**What the task asks**
Return each line below that contains the word "translation", copied in full.

--- BEGIN Supplied entries ---

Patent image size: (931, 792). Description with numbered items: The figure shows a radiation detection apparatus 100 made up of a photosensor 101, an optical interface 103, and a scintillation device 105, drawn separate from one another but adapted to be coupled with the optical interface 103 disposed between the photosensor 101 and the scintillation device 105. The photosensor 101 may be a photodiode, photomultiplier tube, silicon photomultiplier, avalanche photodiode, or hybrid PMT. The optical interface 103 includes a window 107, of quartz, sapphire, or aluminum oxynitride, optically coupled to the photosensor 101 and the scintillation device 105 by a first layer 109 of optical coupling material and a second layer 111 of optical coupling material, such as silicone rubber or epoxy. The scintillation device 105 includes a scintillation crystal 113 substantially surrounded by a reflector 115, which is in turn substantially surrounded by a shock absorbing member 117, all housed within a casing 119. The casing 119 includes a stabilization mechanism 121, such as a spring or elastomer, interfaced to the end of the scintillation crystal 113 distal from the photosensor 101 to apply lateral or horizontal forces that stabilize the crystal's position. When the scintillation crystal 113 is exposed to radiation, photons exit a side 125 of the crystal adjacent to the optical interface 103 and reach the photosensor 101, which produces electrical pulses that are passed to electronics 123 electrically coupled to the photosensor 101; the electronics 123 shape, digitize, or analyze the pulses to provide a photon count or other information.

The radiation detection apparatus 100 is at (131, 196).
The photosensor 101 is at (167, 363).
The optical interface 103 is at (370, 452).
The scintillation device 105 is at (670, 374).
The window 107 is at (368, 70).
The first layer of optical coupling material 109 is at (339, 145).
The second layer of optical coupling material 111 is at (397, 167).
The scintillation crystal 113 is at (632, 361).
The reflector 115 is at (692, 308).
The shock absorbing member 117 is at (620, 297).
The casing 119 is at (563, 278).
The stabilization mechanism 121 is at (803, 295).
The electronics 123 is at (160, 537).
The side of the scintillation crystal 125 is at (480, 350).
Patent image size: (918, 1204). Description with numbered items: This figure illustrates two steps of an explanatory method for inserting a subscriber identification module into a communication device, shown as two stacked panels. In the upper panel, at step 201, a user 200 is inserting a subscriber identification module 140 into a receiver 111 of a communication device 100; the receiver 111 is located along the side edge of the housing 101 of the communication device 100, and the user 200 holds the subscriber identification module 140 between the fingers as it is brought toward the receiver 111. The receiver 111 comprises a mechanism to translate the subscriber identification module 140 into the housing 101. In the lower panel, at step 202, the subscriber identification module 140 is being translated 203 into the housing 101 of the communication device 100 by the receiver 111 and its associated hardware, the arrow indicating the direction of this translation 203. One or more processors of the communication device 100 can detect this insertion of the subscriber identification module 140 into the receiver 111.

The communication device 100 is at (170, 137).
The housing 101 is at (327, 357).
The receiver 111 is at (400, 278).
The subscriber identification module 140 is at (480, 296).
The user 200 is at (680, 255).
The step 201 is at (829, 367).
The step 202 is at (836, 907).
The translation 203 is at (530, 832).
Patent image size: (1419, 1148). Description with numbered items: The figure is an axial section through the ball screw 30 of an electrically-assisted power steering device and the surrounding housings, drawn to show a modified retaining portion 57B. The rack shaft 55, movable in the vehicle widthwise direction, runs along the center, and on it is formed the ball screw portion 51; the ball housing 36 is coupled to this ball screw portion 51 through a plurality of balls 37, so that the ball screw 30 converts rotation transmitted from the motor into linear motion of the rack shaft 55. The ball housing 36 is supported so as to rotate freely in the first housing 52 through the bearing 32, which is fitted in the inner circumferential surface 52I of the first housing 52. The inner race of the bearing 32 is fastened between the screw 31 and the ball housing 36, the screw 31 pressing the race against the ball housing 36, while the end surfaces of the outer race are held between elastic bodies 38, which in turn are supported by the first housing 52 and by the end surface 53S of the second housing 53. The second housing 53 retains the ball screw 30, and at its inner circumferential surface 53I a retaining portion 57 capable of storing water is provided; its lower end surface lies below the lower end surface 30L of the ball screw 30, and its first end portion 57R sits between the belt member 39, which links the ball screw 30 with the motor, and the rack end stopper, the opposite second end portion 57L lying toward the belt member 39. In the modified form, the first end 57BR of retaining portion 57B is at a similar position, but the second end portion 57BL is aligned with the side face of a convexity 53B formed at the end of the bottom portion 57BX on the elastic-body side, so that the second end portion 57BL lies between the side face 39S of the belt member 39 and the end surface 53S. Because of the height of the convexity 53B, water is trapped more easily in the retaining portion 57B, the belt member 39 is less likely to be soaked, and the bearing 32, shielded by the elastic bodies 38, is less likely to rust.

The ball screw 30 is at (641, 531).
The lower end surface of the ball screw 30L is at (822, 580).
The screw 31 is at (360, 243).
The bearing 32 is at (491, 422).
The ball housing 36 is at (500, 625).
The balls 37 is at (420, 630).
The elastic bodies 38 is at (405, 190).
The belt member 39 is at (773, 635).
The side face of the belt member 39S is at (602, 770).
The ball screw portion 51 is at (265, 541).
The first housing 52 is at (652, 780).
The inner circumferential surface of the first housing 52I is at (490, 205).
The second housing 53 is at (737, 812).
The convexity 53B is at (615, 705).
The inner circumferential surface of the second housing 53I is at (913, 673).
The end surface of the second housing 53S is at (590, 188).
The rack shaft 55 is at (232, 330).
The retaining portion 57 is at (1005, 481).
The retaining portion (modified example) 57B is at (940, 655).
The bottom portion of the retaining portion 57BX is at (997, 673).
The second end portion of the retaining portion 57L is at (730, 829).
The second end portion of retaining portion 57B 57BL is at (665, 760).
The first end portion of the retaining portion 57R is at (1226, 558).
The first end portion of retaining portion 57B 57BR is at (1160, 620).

--- END Supplied entries ---

**Response**
Patent image size: (918, 1204). Description with numbered items: This figure illustrates two steps of an explanatory method for inserting a subscriber identification module into a communication device, shown as two stacked panels. In the upper panel, at step 201, a user 200 is inserting a subscriber identification module 140 into a receiver 111 of a communication device 100; the receiver 111 is located along the side edge of the housing 101 of the communication device 100, and the user 200 holds the subscriber identification module 140 between the fingers as it is brought toward the receiver 111. The receiver 111 comprises a mechanism to translate the subscriber identification module 140 into the housing 101. In the lower panel, at step 202, the subscriber identification module 140 is being translated 203 into the housing 101 of the communication device 100 by the receiver 111 and its associated hardware, the arrow indicating the direction of this translation 203. One or more processors of the communication device 100 can detect this insertion of the subscriber identification module 140 into the receiver 111.
The translation 203 is at (530, 832).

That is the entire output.